===== SOURCE RECORDS

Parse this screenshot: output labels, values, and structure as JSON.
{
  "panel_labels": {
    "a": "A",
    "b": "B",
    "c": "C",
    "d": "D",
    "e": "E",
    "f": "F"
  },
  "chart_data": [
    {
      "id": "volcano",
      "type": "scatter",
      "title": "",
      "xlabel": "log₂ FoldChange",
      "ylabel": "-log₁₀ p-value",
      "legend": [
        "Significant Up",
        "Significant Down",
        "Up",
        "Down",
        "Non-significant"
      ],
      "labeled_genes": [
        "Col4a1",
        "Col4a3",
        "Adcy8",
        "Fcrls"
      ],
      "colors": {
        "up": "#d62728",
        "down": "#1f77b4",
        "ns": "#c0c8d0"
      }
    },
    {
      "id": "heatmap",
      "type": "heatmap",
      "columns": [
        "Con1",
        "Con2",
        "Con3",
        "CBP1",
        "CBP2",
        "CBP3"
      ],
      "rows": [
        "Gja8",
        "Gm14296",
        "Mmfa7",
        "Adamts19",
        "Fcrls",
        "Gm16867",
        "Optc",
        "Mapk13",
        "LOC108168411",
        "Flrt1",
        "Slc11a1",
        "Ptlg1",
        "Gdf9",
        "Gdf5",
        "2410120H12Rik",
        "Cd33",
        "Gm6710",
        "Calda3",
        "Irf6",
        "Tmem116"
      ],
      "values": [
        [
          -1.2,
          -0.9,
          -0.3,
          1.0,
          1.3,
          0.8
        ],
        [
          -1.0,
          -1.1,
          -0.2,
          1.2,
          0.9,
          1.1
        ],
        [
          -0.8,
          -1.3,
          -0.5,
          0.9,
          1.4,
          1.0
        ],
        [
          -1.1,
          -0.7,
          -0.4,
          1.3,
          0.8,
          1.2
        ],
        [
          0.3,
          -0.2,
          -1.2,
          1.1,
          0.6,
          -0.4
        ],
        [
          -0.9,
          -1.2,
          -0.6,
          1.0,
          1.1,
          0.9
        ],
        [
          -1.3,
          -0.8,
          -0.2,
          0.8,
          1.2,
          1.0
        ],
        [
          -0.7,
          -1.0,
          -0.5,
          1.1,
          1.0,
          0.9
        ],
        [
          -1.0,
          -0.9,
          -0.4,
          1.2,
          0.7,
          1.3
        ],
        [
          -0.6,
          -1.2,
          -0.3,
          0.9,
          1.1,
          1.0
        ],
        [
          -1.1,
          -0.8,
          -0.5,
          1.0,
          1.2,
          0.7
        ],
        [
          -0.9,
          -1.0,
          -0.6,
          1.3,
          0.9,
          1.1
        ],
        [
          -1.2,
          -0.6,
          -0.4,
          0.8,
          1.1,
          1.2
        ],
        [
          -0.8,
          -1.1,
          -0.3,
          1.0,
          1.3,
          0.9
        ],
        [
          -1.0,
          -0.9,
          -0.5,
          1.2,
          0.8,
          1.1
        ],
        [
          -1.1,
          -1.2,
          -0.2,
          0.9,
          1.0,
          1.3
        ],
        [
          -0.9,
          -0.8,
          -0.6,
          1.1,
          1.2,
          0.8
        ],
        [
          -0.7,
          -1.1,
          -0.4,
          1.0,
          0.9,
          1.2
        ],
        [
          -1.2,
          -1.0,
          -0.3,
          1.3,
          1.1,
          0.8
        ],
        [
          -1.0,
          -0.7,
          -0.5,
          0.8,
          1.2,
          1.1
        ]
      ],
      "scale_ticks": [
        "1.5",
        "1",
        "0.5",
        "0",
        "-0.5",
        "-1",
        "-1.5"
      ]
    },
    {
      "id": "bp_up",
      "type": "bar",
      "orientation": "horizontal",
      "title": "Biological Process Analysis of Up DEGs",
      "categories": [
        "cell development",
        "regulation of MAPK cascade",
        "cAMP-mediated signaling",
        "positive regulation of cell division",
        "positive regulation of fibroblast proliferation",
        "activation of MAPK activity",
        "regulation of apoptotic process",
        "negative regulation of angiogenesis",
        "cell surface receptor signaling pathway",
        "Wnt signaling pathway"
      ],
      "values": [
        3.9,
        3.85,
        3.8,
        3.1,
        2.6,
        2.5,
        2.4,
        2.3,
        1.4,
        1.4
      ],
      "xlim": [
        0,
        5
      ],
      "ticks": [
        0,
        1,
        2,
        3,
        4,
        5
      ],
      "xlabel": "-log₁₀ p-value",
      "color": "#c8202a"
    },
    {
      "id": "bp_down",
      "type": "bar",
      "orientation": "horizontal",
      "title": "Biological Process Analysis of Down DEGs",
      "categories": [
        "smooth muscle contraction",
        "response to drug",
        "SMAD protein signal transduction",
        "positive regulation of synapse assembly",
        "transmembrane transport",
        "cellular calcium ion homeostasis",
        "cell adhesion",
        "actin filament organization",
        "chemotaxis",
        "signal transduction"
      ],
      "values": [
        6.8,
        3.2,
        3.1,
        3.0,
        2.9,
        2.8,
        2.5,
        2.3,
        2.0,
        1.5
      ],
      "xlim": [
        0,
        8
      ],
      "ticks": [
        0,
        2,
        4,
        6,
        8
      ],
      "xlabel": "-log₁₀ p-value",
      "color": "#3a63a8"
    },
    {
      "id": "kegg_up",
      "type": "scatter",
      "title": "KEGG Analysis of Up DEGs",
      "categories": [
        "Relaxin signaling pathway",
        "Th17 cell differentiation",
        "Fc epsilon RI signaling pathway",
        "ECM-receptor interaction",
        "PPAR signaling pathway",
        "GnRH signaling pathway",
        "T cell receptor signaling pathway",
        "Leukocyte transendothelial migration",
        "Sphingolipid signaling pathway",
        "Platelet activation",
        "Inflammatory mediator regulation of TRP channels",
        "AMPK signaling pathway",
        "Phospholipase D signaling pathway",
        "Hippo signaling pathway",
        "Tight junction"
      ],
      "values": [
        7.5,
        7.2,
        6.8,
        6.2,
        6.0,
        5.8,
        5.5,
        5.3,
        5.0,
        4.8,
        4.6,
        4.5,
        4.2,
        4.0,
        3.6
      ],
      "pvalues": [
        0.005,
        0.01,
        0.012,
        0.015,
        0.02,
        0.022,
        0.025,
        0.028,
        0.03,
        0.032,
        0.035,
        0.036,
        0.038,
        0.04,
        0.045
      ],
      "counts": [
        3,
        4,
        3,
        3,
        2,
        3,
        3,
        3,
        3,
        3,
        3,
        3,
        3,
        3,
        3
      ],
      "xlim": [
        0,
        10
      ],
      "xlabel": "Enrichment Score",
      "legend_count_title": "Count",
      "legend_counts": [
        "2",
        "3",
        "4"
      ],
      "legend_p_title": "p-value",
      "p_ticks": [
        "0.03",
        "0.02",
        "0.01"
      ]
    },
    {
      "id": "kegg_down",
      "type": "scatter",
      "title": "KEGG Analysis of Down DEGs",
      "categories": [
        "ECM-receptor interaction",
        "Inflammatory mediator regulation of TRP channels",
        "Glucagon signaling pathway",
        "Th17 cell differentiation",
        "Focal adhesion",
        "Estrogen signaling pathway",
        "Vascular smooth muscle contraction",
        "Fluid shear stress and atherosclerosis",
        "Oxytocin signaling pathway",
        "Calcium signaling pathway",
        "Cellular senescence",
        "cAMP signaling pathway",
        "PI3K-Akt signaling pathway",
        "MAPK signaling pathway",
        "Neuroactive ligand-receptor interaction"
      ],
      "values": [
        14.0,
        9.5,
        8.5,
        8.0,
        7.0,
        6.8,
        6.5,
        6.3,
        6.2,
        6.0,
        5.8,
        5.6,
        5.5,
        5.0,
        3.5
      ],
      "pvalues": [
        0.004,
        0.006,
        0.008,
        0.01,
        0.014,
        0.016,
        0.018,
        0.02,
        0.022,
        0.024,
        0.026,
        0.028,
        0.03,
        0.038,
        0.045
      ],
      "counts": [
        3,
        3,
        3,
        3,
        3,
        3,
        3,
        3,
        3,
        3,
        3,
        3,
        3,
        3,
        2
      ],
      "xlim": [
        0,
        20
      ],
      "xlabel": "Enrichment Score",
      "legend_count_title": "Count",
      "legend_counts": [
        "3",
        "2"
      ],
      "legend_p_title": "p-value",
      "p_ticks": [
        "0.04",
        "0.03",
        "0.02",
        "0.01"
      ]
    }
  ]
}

==========

Which of the lines above carry the string "activation"? Copy every one.

## THE ANSWER
        "activation of MAPK activity",
        "Platelet activation",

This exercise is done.